WRITTEN PROBLEM:
Go through the records underneath and count the lines that include the string "title". Give nothing but the number.

Rows from a figure dataset
◇ ◇ ◇ ◇
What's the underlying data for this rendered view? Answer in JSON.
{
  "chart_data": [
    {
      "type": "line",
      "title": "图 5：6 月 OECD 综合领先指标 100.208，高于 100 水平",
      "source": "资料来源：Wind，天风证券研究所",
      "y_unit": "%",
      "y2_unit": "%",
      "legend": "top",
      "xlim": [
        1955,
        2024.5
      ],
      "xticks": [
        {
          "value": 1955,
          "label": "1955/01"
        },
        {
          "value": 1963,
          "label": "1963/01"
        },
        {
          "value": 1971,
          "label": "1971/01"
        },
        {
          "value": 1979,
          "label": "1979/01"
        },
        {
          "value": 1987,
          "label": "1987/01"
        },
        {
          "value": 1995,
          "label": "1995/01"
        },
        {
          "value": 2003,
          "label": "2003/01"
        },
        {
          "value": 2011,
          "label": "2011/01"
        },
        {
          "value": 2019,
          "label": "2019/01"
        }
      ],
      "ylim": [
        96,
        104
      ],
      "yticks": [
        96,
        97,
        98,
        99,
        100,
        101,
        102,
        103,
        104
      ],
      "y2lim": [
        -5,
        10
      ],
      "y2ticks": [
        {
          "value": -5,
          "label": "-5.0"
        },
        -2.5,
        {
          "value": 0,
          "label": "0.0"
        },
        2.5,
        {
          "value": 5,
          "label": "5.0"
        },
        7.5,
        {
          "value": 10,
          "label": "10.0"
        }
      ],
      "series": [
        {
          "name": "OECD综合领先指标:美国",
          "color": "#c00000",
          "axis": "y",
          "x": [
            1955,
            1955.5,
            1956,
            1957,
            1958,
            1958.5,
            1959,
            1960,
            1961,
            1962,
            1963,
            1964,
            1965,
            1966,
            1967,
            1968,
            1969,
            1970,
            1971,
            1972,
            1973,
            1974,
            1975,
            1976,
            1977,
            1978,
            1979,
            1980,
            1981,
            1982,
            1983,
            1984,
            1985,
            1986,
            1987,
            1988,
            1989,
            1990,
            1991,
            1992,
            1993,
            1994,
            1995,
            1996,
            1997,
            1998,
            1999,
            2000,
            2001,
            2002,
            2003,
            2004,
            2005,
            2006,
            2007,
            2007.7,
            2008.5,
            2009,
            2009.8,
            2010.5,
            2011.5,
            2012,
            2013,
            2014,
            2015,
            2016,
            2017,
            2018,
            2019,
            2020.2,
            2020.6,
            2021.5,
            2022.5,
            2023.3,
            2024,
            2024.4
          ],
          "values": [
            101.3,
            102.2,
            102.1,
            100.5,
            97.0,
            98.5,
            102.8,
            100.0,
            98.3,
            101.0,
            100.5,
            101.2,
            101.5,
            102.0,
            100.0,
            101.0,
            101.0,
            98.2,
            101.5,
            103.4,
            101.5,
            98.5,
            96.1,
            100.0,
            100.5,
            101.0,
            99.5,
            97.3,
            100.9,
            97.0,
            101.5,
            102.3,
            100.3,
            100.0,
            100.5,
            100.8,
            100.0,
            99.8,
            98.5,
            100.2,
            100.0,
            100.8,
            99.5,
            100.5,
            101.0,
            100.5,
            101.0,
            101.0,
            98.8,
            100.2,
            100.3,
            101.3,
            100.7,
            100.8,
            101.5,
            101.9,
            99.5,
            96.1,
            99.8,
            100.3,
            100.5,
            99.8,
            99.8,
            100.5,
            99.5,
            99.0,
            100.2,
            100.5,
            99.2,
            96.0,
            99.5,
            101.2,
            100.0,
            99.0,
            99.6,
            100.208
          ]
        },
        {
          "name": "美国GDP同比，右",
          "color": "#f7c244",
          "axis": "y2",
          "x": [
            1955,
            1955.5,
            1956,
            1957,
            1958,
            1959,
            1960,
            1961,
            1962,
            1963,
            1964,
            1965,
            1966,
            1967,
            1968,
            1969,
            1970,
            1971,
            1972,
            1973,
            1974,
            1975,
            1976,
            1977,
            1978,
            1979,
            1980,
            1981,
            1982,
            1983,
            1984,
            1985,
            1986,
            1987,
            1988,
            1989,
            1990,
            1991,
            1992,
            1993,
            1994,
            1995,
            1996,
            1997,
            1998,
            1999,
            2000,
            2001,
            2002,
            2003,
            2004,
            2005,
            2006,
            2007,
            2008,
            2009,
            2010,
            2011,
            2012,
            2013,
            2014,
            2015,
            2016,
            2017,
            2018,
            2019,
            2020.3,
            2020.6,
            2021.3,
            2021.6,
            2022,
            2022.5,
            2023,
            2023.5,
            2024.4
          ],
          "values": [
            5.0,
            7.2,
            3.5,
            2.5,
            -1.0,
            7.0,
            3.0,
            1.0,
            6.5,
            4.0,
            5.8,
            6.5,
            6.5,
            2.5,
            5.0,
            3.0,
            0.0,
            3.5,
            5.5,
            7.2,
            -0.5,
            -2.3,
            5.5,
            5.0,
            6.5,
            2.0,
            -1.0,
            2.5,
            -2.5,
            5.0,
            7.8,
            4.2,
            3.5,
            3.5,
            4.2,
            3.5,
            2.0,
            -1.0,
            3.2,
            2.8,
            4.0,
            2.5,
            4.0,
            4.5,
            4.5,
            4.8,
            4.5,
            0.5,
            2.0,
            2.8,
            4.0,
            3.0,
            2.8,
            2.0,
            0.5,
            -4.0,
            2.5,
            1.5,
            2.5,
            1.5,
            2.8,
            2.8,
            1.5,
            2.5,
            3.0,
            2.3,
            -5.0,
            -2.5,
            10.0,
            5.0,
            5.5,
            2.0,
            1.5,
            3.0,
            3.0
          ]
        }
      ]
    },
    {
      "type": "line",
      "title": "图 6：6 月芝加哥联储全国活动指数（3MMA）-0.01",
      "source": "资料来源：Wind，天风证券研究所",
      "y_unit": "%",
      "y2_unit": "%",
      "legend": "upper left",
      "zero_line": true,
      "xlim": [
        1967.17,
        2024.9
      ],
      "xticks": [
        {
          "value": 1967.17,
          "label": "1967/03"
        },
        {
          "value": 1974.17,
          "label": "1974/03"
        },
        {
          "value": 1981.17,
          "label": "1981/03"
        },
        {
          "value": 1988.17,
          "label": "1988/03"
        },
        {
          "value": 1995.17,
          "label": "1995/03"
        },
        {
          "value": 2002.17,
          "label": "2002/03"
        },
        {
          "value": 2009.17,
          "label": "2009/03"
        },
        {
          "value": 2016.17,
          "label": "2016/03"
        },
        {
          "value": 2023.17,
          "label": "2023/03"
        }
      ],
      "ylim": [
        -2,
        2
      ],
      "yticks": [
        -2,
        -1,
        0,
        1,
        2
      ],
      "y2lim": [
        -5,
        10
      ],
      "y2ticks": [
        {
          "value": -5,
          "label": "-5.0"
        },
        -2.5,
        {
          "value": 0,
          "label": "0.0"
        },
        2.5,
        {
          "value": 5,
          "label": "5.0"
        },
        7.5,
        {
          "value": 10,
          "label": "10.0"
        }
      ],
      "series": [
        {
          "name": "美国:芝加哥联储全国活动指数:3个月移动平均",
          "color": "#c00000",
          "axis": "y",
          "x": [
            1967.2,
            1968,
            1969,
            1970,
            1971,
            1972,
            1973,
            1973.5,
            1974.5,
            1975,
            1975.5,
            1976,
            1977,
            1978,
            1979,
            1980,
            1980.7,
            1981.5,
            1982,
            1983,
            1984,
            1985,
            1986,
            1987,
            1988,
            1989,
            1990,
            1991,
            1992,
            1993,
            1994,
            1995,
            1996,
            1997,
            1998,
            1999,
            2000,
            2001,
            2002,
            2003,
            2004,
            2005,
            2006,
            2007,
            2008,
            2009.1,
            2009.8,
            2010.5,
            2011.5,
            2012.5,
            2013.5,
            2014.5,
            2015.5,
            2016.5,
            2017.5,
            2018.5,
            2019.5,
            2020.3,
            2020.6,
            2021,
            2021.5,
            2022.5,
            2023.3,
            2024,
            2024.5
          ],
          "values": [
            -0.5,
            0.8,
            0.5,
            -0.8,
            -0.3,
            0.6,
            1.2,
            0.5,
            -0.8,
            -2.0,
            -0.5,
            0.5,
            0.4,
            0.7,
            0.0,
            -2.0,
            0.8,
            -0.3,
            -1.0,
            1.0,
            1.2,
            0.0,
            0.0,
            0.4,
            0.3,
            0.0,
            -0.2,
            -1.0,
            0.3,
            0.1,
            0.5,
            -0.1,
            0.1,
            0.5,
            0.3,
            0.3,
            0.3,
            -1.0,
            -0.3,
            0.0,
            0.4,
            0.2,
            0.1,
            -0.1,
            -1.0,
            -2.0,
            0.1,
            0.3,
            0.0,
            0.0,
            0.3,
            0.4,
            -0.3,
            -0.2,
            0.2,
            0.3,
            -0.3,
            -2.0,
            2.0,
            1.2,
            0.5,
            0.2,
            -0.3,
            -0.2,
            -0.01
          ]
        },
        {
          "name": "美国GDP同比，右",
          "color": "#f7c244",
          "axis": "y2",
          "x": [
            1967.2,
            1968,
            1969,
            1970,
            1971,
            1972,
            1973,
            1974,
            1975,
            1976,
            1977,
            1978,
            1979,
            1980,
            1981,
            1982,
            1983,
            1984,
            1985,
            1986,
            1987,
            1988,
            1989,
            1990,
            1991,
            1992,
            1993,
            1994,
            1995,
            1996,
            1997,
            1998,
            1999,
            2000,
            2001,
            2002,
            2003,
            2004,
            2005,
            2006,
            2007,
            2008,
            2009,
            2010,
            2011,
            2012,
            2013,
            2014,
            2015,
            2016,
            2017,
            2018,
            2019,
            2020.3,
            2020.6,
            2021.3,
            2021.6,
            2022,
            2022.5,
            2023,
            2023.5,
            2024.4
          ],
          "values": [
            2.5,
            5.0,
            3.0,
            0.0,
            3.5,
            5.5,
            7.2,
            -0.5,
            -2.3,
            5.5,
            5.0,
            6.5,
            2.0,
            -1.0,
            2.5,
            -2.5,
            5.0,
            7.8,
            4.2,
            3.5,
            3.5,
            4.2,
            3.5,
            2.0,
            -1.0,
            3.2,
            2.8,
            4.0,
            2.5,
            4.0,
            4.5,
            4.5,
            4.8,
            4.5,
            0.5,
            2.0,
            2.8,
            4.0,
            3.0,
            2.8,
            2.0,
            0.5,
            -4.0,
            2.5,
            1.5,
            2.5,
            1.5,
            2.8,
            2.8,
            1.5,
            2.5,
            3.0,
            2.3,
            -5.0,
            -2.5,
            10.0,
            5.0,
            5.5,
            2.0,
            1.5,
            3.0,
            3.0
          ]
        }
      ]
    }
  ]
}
◇ ◇ ◇ ◇
OUTPUT FOR THIS TASK:
2